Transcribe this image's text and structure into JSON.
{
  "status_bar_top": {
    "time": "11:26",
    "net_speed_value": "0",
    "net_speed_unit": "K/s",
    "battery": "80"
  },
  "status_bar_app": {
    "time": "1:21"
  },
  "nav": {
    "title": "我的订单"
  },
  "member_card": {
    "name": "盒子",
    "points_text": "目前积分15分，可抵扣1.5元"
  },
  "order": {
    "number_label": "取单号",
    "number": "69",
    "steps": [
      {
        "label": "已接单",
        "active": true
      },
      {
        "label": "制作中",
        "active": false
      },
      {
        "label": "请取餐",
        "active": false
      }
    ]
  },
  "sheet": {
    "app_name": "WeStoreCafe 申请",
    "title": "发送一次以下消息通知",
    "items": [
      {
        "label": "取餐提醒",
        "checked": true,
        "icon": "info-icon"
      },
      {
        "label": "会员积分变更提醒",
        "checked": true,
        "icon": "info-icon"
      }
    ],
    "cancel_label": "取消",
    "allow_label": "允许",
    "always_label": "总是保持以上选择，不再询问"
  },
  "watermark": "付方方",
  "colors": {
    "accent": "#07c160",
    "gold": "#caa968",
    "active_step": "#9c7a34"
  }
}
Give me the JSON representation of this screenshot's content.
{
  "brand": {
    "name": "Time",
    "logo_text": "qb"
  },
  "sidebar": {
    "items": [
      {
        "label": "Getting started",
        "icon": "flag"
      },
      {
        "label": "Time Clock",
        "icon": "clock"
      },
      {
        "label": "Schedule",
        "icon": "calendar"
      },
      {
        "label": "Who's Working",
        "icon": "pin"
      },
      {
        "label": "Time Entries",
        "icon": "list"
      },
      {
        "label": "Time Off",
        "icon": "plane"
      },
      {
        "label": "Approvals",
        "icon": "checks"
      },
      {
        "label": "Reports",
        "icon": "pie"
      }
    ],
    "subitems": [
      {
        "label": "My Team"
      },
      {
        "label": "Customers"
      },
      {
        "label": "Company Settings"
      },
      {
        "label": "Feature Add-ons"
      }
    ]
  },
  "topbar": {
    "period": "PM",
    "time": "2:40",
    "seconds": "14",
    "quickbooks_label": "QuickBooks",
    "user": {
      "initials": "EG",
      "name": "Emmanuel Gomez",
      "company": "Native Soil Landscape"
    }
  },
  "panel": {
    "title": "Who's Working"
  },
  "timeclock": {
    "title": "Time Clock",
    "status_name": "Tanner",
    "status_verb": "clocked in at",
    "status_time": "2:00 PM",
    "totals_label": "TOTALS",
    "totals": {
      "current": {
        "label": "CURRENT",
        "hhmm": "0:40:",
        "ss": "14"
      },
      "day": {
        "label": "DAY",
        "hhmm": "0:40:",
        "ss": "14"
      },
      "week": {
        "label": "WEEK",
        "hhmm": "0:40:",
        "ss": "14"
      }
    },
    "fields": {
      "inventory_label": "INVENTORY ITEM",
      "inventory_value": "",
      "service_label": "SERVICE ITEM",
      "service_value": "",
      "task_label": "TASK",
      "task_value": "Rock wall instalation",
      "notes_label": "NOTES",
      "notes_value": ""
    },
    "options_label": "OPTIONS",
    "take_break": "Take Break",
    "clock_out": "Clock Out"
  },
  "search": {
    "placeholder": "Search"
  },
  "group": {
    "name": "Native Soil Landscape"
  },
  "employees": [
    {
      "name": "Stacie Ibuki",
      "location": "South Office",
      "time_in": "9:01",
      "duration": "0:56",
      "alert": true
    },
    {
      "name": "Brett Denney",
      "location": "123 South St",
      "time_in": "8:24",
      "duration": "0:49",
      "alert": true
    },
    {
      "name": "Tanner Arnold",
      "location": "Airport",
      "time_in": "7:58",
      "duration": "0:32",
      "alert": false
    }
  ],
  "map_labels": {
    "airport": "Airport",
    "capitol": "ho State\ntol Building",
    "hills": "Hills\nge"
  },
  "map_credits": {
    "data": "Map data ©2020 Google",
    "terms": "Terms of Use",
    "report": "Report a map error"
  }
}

=-=-=-=-=

Problem to solve
Copy every line of the records above that holds the word "this".

Problem solution
Transcribe this image's text and structure into JSON.
Give me the JSON representation of this screenshot's content.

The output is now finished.